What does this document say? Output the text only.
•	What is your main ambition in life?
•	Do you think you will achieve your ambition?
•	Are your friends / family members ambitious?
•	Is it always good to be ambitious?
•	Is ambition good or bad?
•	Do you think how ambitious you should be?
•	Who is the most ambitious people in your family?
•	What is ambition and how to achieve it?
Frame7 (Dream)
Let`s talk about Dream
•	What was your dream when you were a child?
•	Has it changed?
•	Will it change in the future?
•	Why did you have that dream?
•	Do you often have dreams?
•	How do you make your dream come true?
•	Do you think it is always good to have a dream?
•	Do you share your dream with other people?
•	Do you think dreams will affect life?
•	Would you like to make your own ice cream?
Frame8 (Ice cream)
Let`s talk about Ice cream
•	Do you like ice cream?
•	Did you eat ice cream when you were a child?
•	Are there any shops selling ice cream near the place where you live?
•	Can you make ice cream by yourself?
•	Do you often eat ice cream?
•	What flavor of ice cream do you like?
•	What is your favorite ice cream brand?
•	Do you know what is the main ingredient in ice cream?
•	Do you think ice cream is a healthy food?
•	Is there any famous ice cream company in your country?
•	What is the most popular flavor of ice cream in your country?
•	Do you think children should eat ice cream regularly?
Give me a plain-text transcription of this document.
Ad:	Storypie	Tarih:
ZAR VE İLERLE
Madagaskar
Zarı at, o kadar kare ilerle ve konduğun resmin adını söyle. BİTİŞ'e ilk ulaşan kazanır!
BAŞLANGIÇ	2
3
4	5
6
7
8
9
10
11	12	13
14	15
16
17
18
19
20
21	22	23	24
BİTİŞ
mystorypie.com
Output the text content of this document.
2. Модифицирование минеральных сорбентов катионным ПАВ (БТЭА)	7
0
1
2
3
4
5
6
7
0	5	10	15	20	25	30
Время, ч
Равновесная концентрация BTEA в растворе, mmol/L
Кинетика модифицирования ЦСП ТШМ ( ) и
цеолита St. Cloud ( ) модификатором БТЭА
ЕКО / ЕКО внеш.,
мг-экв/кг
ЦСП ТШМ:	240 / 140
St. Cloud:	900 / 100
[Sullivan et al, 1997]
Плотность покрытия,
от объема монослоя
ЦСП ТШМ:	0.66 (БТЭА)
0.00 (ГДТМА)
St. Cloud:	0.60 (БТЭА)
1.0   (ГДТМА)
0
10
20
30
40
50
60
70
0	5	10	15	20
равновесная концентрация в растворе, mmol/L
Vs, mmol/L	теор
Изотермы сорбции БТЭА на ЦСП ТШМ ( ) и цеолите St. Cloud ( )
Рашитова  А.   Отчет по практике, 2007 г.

--------------------------------------------------

WHAT IS BEING ASKED ▸ Copy in full each line that holds the word "dreams".

TASK RESPONSE ▸
•	Do you often have dreams?
•	Do you think dreams will affect life?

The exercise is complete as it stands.